* GOAL OF THE EXERCISE:
Copy out every line exactly as given.

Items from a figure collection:
----------------------------------------

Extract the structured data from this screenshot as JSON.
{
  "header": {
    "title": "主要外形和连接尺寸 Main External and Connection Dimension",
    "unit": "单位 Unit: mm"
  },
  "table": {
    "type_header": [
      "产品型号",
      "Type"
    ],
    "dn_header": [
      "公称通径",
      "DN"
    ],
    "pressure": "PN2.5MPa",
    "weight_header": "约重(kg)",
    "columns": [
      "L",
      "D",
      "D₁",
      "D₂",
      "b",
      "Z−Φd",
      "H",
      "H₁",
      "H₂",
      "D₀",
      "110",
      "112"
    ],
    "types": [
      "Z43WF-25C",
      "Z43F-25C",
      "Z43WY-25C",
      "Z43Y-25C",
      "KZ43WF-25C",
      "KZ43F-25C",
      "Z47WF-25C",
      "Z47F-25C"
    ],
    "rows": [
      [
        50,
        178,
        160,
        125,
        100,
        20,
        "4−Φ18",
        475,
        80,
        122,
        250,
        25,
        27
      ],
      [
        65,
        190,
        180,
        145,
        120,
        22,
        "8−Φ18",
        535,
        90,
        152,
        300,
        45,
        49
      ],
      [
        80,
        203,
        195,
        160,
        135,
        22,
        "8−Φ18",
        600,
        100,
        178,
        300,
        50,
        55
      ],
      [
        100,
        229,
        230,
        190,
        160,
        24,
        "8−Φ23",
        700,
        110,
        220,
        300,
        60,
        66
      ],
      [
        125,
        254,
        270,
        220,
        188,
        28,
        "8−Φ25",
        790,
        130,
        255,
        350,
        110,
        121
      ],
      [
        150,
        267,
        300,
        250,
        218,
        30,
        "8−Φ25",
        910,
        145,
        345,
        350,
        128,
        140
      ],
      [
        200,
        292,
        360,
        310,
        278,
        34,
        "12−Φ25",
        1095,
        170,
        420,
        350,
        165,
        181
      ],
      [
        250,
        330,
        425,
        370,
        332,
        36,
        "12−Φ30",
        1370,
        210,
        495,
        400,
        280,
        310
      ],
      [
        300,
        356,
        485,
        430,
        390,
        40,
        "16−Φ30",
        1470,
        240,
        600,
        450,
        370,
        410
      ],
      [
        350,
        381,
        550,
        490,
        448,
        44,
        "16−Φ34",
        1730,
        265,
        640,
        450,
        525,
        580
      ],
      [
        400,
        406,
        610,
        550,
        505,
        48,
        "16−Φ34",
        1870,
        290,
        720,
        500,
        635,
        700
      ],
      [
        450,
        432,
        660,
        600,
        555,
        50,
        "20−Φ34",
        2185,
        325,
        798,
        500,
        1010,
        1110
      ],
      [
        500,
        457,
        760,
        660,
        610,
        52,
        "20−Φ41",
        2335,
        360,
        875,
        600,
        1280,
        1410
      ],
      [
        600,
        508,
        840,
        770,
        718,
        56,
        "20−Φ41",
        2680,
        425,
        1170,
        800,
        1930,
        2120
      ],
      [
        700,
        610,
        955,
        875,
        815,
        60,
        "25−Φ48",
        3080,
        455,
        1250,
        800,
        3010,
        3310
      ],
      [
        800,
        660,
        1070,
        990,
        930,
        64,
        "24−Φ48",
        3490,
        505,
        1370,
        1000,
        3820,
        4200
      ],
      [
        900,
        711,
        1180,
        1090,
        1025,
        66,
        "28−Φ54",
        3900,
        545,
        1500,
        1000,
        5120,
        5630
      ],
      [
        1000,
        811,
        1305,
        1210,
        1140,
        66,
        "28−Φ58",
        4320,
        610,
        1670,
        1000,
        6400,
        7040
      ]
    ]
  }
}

----------------------------------------

* SOLUTION TO THIS PROBLEM:
Extract the structured data from this screenshot as JSON.
{
  "header": {
    "title": "主要外形和连接尺寸 Main External and Connection Dimension",
    "unit": "单位 Unit: mm"
  },
  "table": {
    "type_header": [
      "产品型号",
      "Type"
    ],
    "dn_header": [
      "公称通径",
      "DN"
    ],
    "pressure": "PN2.5MPa",
    "weight_header": "约重(kg)",
    "columns": [
      "L",
      "D",
      "D₁",
      "D₂",
      "b",
      "Z−Φd",
      "H",
      "H₁",
      "H₂",
      "D₀",
      "110",
      "112"
    ],
    "types": [
      "Z43WF-25C",
      "Z43F-25C",
      "Z43WY-25C",
      "Z43Y-25C",
      "KZ43WF-25C",
      "KZ43F-25C",
      "Z47WF-25C",
      "Z47F-25C"
    ],
    "rows": [
      [
        50,
        178,
        160,
        125,
        100,
        20,
        "4−Φ18",
        475,
        80,
        122,
        250,
        25,
        27
      ],
      [
        65,
        190,
        180,
        145,
        120,
        22,
        "8−Φ18",
        535,
        90,
        152,
        300,
        45,
        49
      ],
      [
        80,
        203,
        195,
        160,
        135,
        22,
        "8−Φ18",
        600,
        100,
        178,
        300,
        50,
        55
      ],
      [
        100,
        229,
        230,
        190,
        160,
        24,
        "8−Φ23",
        700,
        110,
        220,
        300,
        60,
        66
      ],
      [
        125,
        254,
        270,
        220,
        188,
        28,
        "8−Φ25",
        790,
        130,
        255,
        350,
        110,
        121
      ],
      [
        150,
        267,
        300,
        250,
        218,
        30,
        "8−Φ25",
        910,
        145,
        345,
        350,
        128,
        140
      ],
      [
        200,
        292,
        360,
        310,
        278,
        34,
        "12−Φ25",
        1095,
        170,
        420,
        350,
        165,
        181
      ],
      [
        250,
        330,
        425,
        370,
        332,
        36,
        "12−Φ30",
        1370,
        210,
        495,
        400,
        280,
        310
      ],
      [
        300,
        356,
        485,
        430,
        390,
        40,
        "16−Φ30",
        1470,
        240,
        600,
        450,
        370,
        410
      ],
      [
        350,
        381,
        550,
        490,
        448,
        44,
        "16−Φ34",
        1730,
        265,
        640,
        450,
        525,
        580
      ],
      [
        400,
        406,
        610,
        550,
        505,
        48,
        "16−Φ34",
        1870,
        290,
        720,
        500,
        635,
        700
      ],
      [
        450,
        432,
        660,
        600,
        555,
        50,
        "20−Φ34",
        2185,
        325,
        798,
        500,
        1010,
        1110
      ],
      [
        500,
        457,
        760,
        660,
        610,
        52,
        "20−Φ41",
        2335,
        360,
        875,
        600,
        1280,
        1410
      ],
      [
        600,
        508,
        840,
        770,
        718,
        56,
        "20−Φ41",
        2680,
        425,
        1170,
        800,
        1930,
        2120
      ],
      [
        700,
        610,
        955,
        875,
        815,
        60,
        "25−Φ48",
        3080,
        455,
        1250,
        800,
        3010,
        3310
      ],
      [
        800,
        660,
        1070,
        990,
        930,
        64,
        "24−Φ48",
        3490,
        505,
        1370,
        1000,
        3820,
        4200
      ],
      [
        900,
        711,
        1180,
        1090,
        1025,
        66,
        "28−Φ54",
        3900,
        545,
        1500,
        1000,
        5120,
        5630
      ],
      [
        1000,
        811,
        1305,
        1210,
        1140,
        66,
        "28−Φ58",
        4320,
        610,
        1670,
        1000,
        6400,
        7040
      ]
    ]
  }
}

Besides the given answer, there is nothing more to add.